#### Task statement
Pick out each line below containing "Jahon".

##### Provided data #####

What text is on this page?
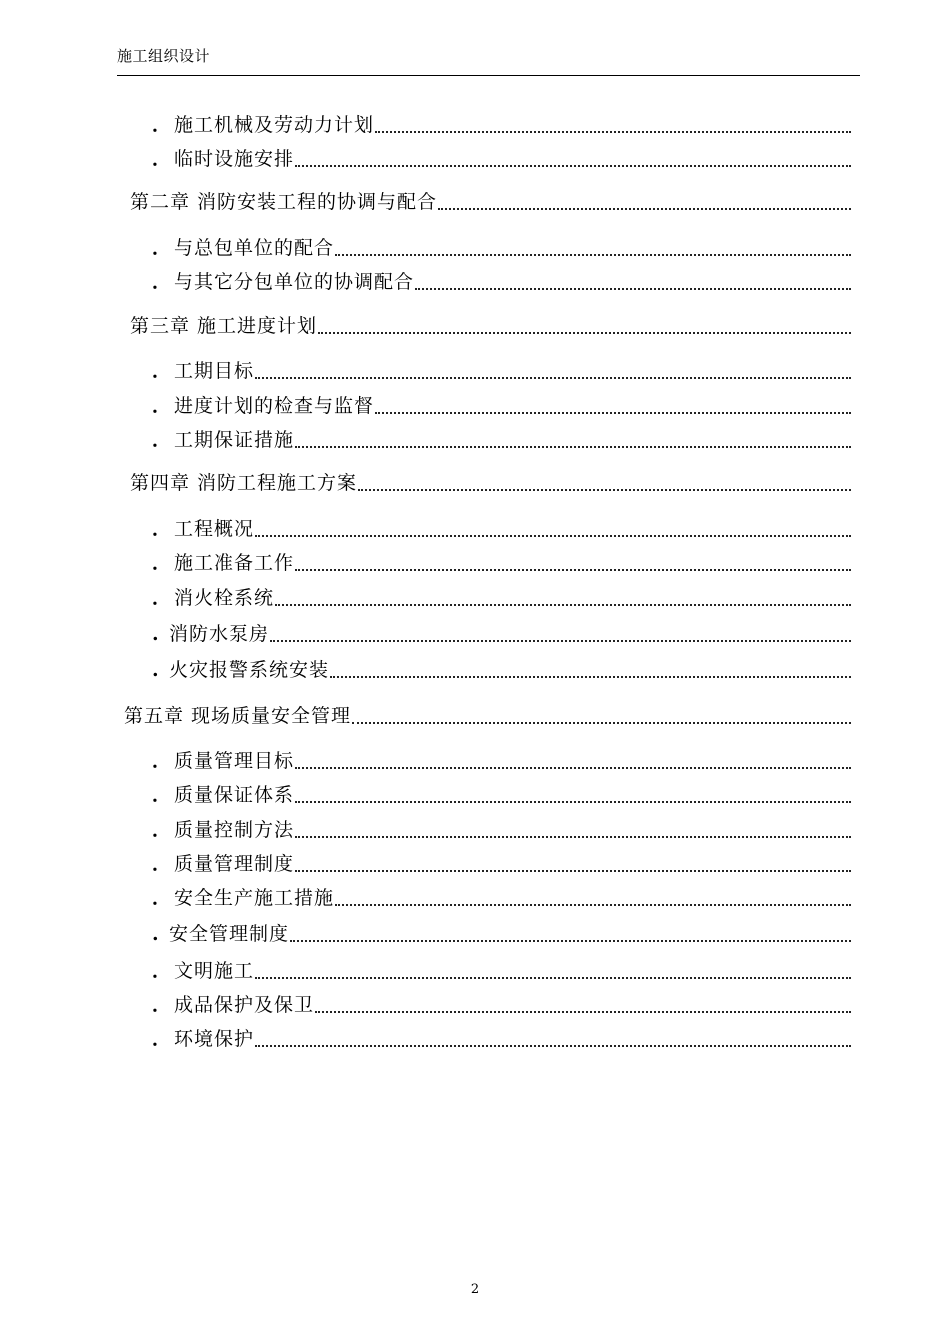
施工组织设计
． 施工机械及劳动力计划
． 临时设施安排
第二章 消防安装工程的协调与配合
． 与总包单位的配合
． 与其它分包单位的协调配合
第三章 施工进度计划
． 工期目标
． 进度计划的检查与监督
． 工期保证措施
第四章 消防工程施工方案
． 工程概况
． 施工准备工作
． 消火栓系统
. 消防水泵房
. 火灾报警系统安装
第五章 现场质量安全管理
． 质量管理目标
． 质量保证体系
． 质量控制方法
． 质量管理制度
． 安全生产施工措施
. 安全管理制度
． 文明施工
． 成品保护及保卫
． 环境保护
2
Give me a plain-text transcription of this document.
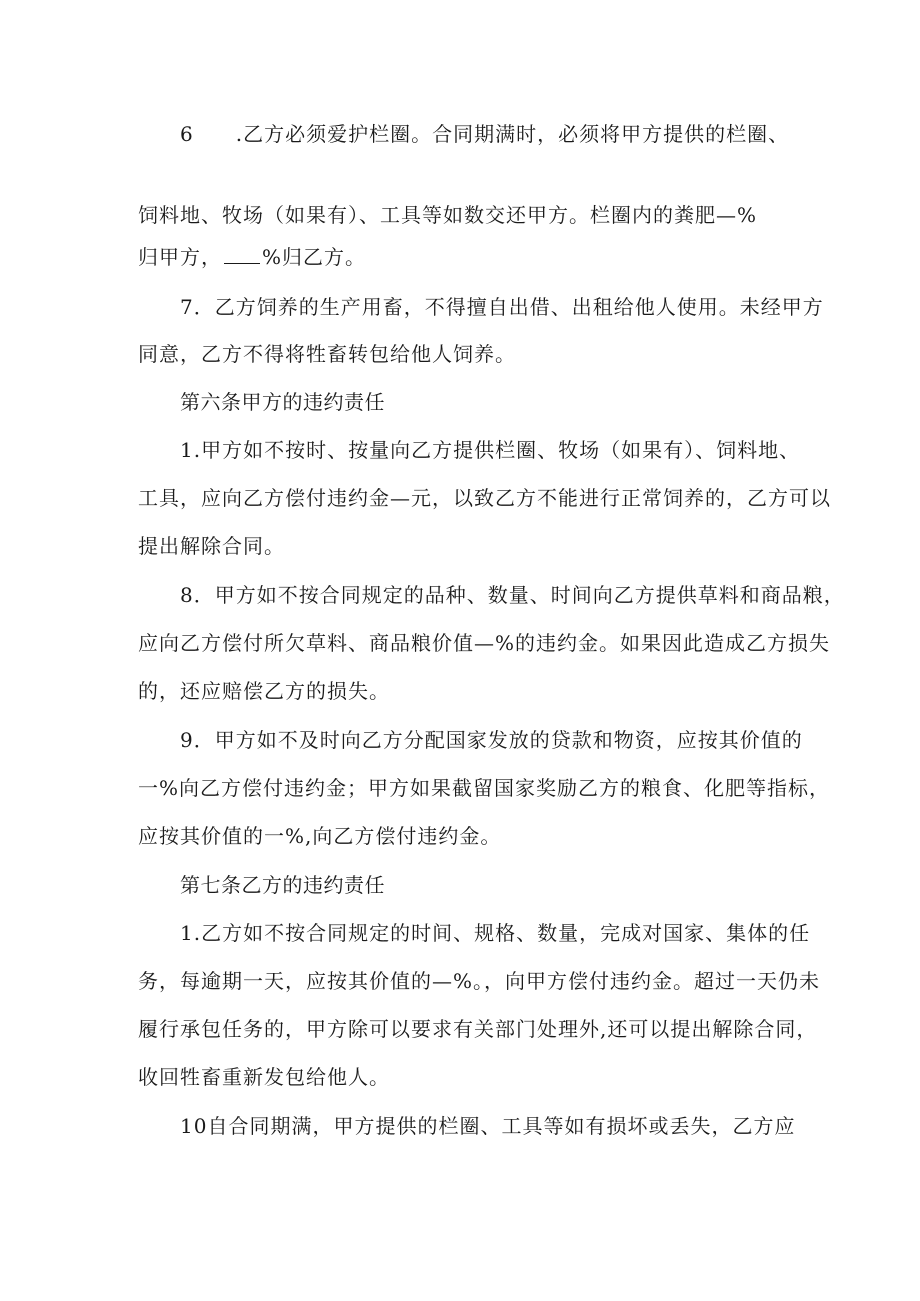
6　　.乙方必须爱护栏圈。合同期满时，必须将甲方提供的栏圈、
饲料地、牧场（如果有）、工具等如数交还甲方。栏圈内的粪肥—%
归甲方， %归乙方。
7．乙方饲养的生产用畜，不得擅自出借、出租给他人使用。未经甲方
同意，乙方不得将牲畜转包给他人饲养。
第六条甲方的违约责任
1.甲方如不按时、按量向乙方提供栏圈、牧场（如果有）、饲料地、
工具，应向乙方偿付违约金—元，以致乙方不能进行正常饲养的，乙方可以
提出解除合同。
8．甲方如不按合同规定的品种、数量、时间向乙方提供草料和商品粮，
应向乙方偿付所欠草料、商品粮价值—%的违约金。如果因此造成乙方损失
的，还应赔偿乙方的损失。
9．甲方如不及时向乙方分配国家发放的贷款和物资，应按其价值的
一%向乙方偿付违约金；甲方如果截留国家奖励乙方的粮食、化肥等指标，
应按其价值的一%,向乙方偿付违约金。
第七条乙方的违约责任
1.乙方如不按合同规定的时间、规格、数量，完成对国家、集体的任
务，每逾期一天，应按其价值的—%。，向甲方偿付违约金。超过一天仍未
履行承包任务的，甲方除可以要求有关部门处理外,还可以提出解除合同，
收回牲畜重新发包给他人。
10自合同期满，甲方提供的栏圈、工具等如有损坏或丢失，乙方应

#####
##### Provided data #####

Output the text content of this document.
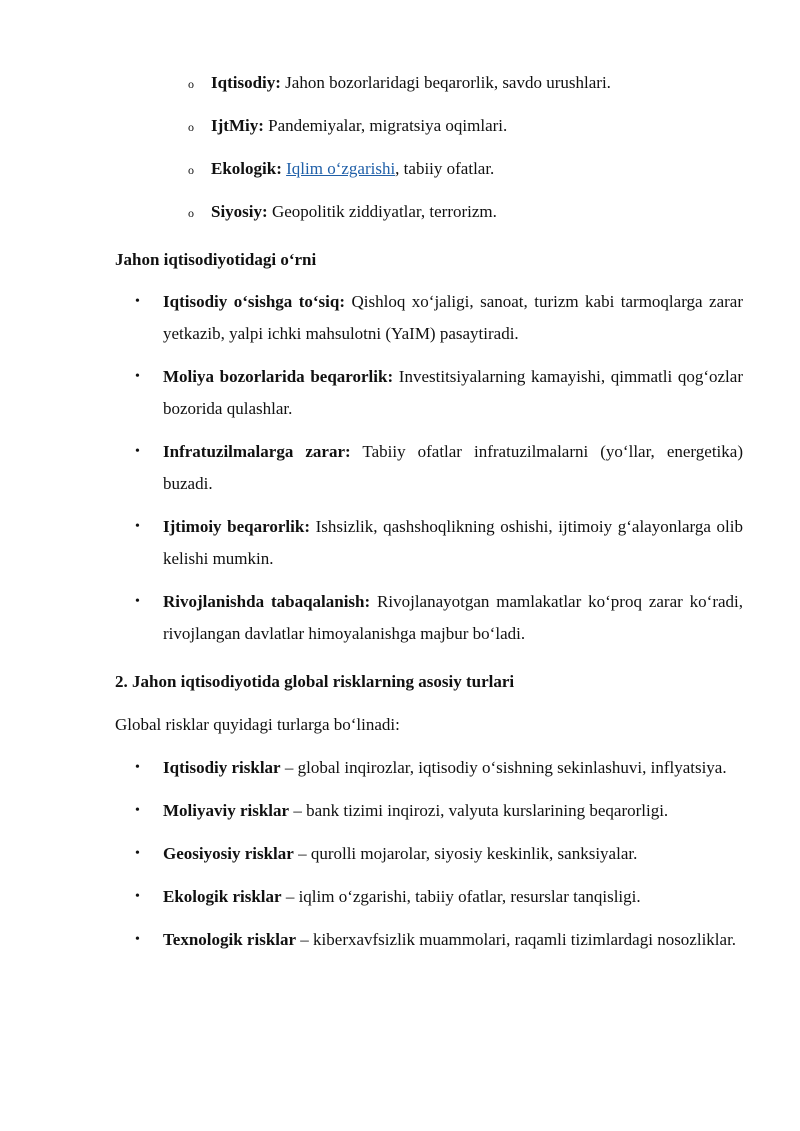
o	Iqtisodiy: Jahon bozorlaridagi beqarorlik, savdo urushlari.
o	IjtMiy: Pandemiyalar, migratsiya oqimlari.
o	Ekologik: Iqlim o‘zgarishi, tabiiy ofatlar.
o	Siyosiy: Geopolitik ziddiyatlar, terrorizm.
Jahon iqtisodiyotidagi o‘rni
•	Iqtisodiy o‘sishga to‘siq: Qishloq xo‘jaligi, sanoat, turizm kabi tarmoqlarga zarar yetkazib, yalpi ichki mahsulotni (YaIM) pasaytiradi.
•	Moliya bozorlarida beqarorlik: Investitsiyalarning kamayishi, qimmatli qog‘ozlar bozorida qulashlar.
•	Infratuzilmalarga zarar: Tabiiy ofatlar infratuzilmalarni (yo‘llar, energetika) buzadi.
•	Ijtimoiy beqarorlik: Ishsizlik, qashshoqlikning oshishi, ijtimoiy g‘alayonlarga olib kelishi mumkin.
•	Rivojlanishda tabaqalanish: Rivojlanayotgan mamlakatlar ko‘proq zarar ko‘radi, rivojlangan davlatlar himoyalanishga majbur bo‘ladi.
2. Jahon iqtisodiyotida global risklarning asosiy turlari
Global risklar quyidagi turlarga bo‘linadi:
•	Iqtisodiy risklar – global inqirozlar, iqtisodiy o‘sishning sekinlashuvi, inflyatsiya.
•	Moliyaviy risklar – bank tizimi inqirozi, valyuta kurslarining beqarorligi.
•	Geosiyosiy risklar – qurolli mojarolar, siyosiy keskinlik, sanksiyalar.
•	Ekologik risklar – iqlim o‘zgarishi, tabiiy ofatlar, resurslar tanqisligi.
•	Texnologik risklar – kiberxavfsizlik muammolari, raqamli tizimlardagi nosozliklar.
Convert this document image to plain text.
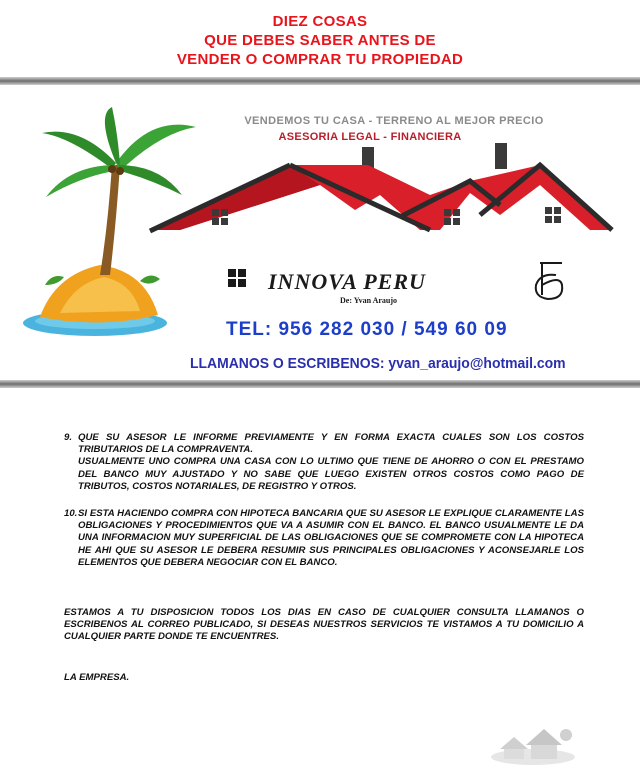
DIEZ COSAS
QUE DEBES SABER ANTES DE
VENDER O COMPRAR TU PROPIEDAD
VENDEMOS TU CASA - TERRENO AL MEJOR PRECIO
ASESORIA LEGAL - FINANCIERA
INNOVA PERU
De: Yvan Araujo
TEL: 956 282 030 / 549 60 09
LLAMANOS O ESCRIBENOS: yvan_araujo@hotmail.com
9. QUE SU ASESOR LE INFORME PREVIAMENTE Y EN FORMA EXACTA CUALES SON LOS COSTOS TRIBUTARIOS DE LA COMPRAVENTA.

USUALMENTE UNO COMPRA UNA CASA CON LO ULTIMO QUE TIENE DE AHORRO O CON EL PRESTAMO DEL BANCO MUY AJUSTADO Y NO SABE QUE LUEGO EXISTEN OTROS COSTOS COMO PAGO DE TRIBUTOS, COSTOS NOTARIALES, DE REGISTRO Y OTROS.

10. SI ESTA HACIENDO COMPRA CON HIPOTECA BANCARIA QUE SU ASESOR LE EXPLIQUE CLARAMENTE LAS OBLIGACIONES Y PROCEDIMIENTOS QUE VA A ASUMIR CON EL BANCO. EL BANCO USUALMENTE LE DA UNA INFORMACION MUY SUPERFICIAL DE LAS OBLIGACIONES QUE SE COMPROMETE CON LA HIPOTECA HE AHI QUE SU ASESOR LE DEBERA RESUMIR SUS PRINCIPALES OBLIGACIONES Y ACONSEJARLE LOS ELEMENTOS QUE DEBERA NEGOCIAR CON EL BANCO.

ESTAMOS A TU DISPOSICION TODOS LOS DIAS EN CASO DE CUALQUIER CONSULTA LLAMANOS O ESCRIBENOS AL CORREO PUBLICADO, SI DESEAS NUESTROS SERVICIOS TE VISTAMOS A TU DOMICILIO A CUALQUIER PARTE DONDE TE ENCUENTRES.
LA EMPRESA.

#####

#### Output for this task
o	Iqtisodiy: Jahon bozorlaridagi beqarorlik, savdo urushlari.
Jahon iqtisodiyotidagi o‘rni
2. Jahon iqtisodiyotida global risklarning asosiy turlari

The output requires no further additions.